# TASK
Output every line of the data exactly as it appears.

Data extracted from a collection
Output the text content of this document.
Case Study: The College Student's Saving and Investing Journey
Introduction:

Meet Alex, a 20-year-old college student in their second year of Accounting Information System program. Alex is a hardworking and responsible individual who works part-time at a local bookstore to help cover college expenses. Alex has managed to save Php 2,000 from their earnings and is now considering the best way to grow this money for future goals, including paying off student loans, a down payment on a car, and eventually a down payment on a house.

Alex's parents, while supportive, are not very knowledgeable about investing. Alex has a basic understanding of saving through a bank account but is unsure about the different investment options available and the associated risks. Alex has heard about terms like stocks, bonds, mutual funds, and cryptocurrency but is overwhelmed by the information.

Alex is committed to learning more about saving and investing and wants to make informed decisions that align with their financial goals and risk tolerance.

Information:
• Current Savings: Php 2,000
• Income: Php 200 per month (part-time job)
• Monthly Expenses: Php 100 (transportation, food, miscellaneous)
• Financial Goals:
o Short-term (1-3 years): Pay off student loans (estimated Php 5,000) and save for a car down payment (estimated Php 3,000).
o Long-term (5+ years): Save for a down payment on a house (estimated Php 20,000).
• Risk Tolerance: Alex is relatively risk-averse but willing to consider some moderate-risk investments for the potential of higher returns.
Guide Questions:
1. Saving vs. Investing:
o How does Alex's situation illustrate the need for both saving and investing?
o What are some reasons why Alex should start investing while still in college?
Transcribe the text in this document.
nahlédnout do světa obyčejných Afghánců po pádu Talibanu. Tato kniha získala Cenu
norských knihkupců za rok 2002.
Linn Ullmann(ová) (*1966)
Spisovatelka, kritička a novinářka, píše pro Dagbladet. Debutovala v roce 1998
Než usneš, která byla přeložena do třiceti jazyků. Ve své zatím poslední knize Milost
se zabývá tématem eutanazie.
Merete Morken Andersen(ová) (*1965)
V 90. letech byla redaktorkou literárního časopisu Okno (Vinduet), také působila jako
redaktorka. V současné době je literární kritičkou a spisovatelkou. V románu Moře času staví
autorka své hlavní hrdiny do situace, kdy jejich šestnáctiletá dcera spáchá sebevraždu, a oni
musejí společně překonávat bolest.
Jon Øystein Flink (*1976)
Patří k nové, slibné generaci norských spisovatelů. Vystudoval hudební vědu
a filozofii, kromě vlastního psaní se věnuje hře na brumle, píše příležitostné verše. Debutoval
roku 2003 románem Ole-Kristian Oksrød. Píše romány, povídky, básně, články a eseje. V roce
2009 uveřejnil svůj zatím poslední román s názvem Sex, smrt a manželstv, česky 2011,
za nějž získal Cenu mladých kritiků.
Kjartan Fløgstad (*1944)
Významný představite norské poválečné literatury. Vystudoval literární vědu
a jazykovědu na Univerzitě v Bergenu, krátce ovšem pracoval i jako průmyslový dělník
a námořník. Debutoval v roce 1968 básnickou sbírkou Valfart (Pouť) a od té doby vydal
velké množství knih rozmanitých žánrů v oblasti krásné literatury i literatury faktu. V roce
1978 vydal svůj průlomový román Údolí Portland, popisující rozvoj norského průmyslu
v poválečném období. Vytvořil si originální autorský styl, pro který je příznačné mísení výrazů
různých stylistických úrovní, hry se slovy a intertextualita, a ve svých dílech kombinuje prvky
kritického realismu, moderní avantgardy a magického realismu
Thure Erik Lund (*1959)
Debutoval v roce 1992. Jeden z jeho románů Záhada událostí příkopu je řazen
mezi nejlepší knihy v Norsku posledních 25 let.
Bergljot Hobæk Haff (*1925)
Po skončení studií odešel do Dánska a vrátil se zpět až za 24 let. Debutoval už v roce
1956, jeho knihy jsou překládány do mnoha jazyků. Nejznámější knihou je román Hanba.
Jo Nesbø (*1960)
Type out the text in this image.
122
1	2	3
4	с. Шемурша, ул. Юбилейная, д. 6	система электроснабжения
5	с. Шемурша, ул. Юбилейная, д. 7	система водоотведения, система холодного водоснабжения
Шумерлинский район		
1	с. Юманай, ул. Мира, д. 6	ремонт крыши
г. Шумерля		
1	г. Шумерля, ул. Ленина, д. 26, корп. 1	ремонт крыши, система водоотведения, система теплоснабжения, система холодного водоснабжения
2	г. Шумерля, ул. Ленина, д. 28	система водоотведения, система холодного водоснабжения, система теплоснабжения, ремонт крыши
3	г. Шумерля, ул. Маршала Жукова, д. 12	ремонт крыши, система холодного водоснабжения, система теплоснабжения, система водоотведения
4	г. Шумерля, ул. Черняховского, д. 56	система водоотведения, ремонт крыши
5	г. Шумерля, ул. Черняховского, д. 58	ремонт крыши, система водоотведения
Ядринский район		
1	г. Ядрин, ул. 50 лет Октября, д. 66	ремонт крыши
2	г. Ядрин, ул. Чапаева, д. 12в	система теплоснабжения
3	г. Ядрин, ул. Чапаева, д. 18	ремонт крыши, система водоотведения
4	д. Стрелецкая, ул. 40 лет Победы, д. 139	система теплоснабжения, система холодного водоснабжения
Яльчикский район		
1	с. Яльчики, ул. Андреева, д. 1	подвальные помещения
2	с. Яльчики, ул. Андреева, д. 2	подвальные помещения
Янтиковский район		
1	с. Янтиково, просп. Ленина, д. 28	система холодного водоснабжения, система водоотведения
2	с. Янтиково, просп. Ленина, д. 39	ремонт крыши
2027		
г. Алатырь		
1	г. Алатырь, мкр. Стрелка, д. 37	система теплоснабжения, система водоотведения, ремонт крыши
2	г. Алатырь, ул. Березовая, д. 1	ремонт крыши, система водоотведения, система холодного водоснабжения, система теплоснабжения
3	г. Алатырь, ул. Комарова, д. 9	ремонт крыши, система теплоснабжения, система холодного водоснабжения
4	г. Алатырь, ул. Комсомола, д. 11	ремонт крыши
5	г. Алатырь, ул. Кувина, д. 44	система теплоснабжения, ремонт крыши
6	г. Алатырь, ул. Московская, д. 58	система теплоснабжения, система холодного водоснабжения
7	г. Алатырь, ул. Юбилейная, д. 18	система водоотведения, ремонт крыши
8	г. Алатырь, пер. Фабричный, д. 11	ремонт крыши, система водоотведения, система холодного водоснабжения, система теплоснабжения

# RESPONSE FOR THIS EXERCISE
Output the text content of this document.
Case Study: The College Student's Saving and Investing Journey
Introduction:

Meet Alex, a 20-year-old college student in their second year of Accounting Information System program. Alex is a hardworking and responsible individual who works part-time at a local bookstore to help cover college expenses. Alex has managed to save Php 2,000 from their earnings and is now considering the best way to grow this money for future goals, including paying off student loans, a down payment on a car, and eventually a down payment on a house.

Alex's parents, while supportive, are not very knowledgeable about investing. Alex has a basic understanding of saving through a bank account but is unsure about the different investment options available and the associated risks. Alex has heard about terms like stocks, bonds, mutual funds, and cryptocurrency but is overwhelmed by the information.

Alex is committed to learning more about saving and investing and wants to make informed decisions that align with their financial goals and risk tolerance.

Information:
• Current Savings: Php 2,000
• Income: Php 200 per month (part-time job)
• Monthly Expenses: Php 100 (transportation, food, miscellaneous)
• Financial Goals:
o Short-term (1-3 years): Pay off student loans (estimated Php 5,000) and save for a car down payment (estimated Php 3,000).
o Long-term (5+ years): Save for a down payment on a house (estimated Php 20,000).
• Risk Tolerance: Alex is relatively risk-averse but willing to consider some moderate-risk investments for the potential of higher returns.
Guide Questions:
1. Saving vs. Investing:
o How does Alex's situation illustrate the need for both saving and investing?
o What are some reasons why Alex should start investing while still in college?
Transcribe the text in this document.
nahlédnout do světa obyčejných Afghánců po pádu Talibanu. Tato kniha získala Cenu
norských knihkupců za rok 2002.
Linn Ullmann(ová) (*1966)
Spisovatelka, kritička a novinářka, píše pro Dagbladet. Debutovala v roce 1998
Než usneš, která byla přeložena do třiceti jazyků. Ve své zatím poslední knize Milost
se zabývá tématem eutanazie.
Merete Morken Andersen(ová) (*1965)
V 90. letech byla redaktorkou literárního časopisu Okno (Vinduet), také působila jako
redaktorka. V současné době je literární kritičkou a spisovatelkou. V románu Moře času staví
autorka své hlavní hrdiny do situace, kdy jejich šestnáctiletá dcera spáchá sebevraždu, a oni
musejí společně překonávat bolest.
Jon Øystein Flink (*1976)
Patří k nové, slibné generaci norských spisovatelů. Vystudoval hudební vědu
a filozofii, kromě vlastního psaní se věnuje hře na brumle, píše příležitostné verše. Debutoval
roku 2003 románem Ole-Kristian Oksrød. Píše romány, povídky, básně, články a eseje. V roce
2009 uveřejnil svůj zatím poslední román s názvem Sex, smrt a manželstv, česky 2011,
za nějž získal Cenu mladých kritiků.
Kjartan Fløgstad (*1944)
Významný představite norské poválečné literatury. Vystudoval literární vědu
a jazykovědu na Univerzitě v Bergenu, krátce ovšem pracoval i jako průmyslový dělník
a námořník. Debutoval v roce 1968 básnickou sbírkou Valfart (Pouť) a od té doby vydal
velké množství knih rozmanitých žánrů v oblasti krásné literatury i literatury faktu. V roce
1978 vydal svůj průlomový román Údolí Portland, popisující rozvoj norského průmyslu
v poválečném období. Vytvořil si originální autorský styl, pro který je příznačné mísení výrazů
různých stylistických úrovní, hry se slovy a intertextualita, a ve svých dílech kombinuje prvky
kritického realismu, moderní avantgardy a magického realismu
Thure Erik Lund (*1959)
Debutoval v roce 1992. Jeden z jeho románů Záhada událostí příkopu je řazen
mezi nejlepší knihy v Norsku posledních 25 let.
Bergljot Hobæk Haff (*1925)
Po skončení studií odešel do Dánska a vrátil se zpět až za 24 let. Debutoval už v roce
1956, jeho knihy jsou překládány do mnoha jazyků. Nejznámější knihou je román Hanba.
Jo Nesbø (*1960)
Type out the text in this image.
122
1	2	3
4	с. Шемурша, ул. Юбилейная, д. 6	система электроснабжения
5	с. Шемурша, ул. Юбилейная, д. 7	система водоотведения, система холодного водоснабжения
Шумерлинский район		
1	с. Юманай, ул. Мира, д. 6	ремонт крыши
г. Шумерля		
1	г. Шумерля, ул. Ленина, д. 26, корп. 1	ремонт крыши, система водоотведения, система теплоснабжения, система холодного водоснабжения
2	г. Шумерля, ул. Ленина, д. 28	система водоотведения, система холодного водоснабжения, система теплоснабжения, ремонт крыши
3	г. Шумерля, ул. Маршала Жукова, д. 12	ремонт крыши, система холодного водоснабжения, система теплоснабжения, система водоотведения
4	г. Шумерля, ул. Черняховского, д. 56	система водоотведения, ремонт крыши
5	г. Шумерля, ул. Черняховского, д. 58	ремонт крыши, система водоотведения
Ядринский район		
1	г. Ядрин, ул. 50 лет Октября, д. 66	ремонт крыши
2	г. Ядрин, ул. Чапаева, д. 12в	система теплоснабжения
3	г. Ядрин, ул. Чапаева, д. 18	ремонт крыши, система водоотведения
4	д. Стрелецкая, ул. 40 лет Победы, д. 139	система теплоснабжения, система холодного водоснабжения
Яльчикский район		
1	с. Яльчики, ул. Андреева, д. 1	подвальные помещения
2	с. Яльчики, ул. Андреева, д. 2	подвальные помещения
Янтиковский район		
1	с. Янтиково, просп. Ленина, д. 28	система холодного водоснабжения, система водоотведения
2	с. Янтиково, просп. Ленина, д. 39	ремонт крыши
2027		
г. Алатырь		
1	г. Алатырь, мкр. Стрелка, д. 37	система теплоснабжения, система водоотведения, ремонт крыши
2	г. Алатырь, ул. Березовая, д. 1	ремонт крыши, система водоотведения, система холодного водоснабжения, система теплоснабжения
3	г. Алатырь, ул. Комарова, д. 9	ремонт крыши, система теплоснабжения, система холодного водоснабжения
4	г. Алатырь, ул. Комсомола, д. 11	ремонт крыши
5	г. Алатырь, ул. Кувина, д. 44	система теплоснабжения, ремонт крыши
6	г. Алатырь, ул. Московская, д. 58	система теплоснабжения, система холодного водоснабжения
7	г. Алатырь, ул. Юбилейная, д. 18	система водоотведения, ремонт крыши
8	г. Алатырь, пер. Фабричный, д. 11	ремонт крыши, система водоотведения, система холодного водоснабжения, система теплоснабжения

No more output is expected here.